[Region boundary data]
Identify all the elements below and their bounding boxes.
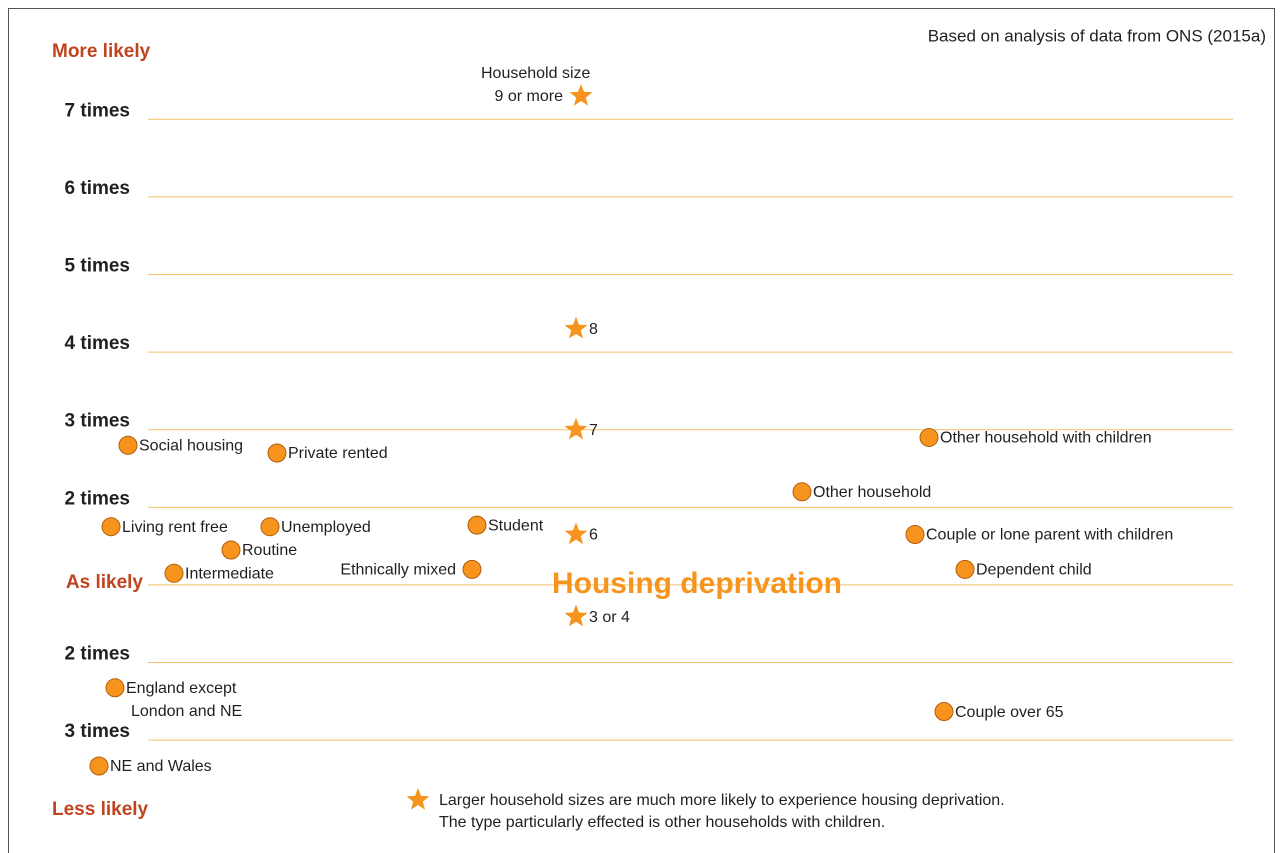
point [934,702,954,722]
note-star [406,788,430,810]
point-label: Couple or lone parent with children [926,527,1173,544]
star-heading: Household size [481,65,591,82]
point-label: Other household [813,484,931,501]
point-label: Unemployed [281,519,371,536]
y-tick-label: 6 times [65,178,130,199]
point [462,559,482,579]
frame [8,8,1275,853]
point-label: 8 [589,321,598,338]
point-label: 3 or 4 [589,609,630,626]
top-label: More likely [52,41,151,62]
y-tick-label: 4 times [65,333,130,354]
y-tick-label: 2 times [65,644,130,665]
note: Larger household sizes are much more lik… [439,792,1005,809]
point [792,482,812,502]
point-label: Other household with children [940,430,1152,447]
point-label: Student [488,517,544,534]
point [164,563,184,583]
source: Based on analysis of data from ONS (2015… [928,26,1266,45]
point [467,515,487,535]
point [221,540,241,560]
star-marker [569,84,593,106]
point-label: 9 or more [495,88,564,105]
y-tick-label: As likely [66,572,144,593]
point [919,427,939,447]
point [905,524,925,544]
note: The type particularly effected is other … [439,814,885,831]
y-tick-label: 2 times [65,488,130,509]
point [89,756,109,776]
point-label: Social housing [139,437,243,454]
y-tick-label: 3 times [65,411,130,432]
point [101,517,121,537]
point-label: Routine [242,542,297,559]
point-label: Dependent child [976,562,1092,579]
point-label: Ethnically mixed [340,562,456,579]
point-label: Living rent free [122,519,228,536]
star-marker [564,417,588,440]
star-marker [564,522,588,545]
chart-title: Housing deprivation [552,567,842,600]
point-label: Couple over 65 [955,704,1064,721]
point [105,678,125,698]
y-tick-label: 7 times [65,100,130,121]
y-tick-label: 5 times [65,256,130,277]
point [118,435,138,455]
point-label: Intermediate [185,565,274,582]
point-label: Private rented [288,445,388,462]
y-tick-label: 3 times [65,721,130,742]
bottom-label: Less likely [52,799,149,820]
star-marker [564,604,588,627]
point [955,559,975,579]
point-label: 6 [589,527,598,544]
point-label: NE and Wales [110,758,212,775]
point-label: London and NE [131,703,242,720]
star-marker [564,316,588,339]
point [267,443,287,463]
point [260,517,280,537]
point-label: 7 [589,422,598,439]
point-label: England except [126,680,237,697]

__Exercise directions__: Quote the records above word for word, omitting the picture.

__Result for this task__:
Identify all the elements below and their bounding boxes.
point [934,702,954,722]
note-star [406,788,430,810]
point-label: Couple or lone parent with children [926,527,1173,544]
star-heading: Household size [481,65,591,82]
point-label: Other household [813,484,931,501]
point-label: Unemployed [281,519,371,536]
y-tick-label: 6 times [65,178,130,199]
point [462,559,482,579]
frame [8,8,1275,853]
point-label: 8 [589,321,598,338]
point-label: 3 or 4 [589,609,630,626]
top-label: More likely [52,41,151,62]
y-tick-label: 4 times [65,333,130,354]
y-tick-label: 2 times [65,644,130,665]
note: Larger household sizes are much more lik… [439,792,1005,809]
point [792,482,812,502]
point-label: Other household with children [940,430,1152,447]
point-label: Student [488,517,544,534]
point [164,563,184,583]
source: Based on analysis of data from ONS (2015… [928,26,1266,45]
point [467,515,487,535]
point [221,540,241,560]
star-marker [569,84,593,106]
point-label: 9 or more [495,88,564,105]
y-tick-label: As likely [66,572,144,593]
point [919,427,939,447]
point [905,524,925,544]
note: The type particularly effected is other … [439,814,885,831]
y-tick-label: 2 times [65,488,130,509]
point [89,756,109,776]
point-label: Social housing [139,437,243,454]
y-tick-label: 3 times [65,411,130,432]
point [101,517,121,537]
point-label: Routine [242,542,297,559]
point-label: Dependent child [976,562,1092,579]
point-label: Ethnically mixed [340,562,456,579]
point-label: Living rent free [122,519,228,536]
star-marker [564,417,588,440]
star-marker [564,522,588,545]
chart-title: Housing deprivation [552,567,842,600]
point-label: Couple over 65 [955,704,1064,721]
point [105,678,125,698]
y-tick-label: 7 times [65,100,130,121]
y-tick-label: 5 times [65,256,130,277]
point [118,435,138,455]
point-label: Intermediate [185,565,274,582]
point-label: Private rented [288,445,388,462]
y-tick-label: 3 times [65,721,130,742]
bottom-label: Less likely [52,799,149,820]
star-marker [564,604,588,627]
point [955,559,975,579]
point-label: 6 [589,527,598,544]
point-label: NE and Wales [110,758,212,775]
point-label: London and NE [131,703,242,720]
star-marker [564,316,588,339]
point [267,443,287,463]
point [260,517,280,537]
point-label: 7 [589,422,598,439]
point-label: England except [126,680,237,697]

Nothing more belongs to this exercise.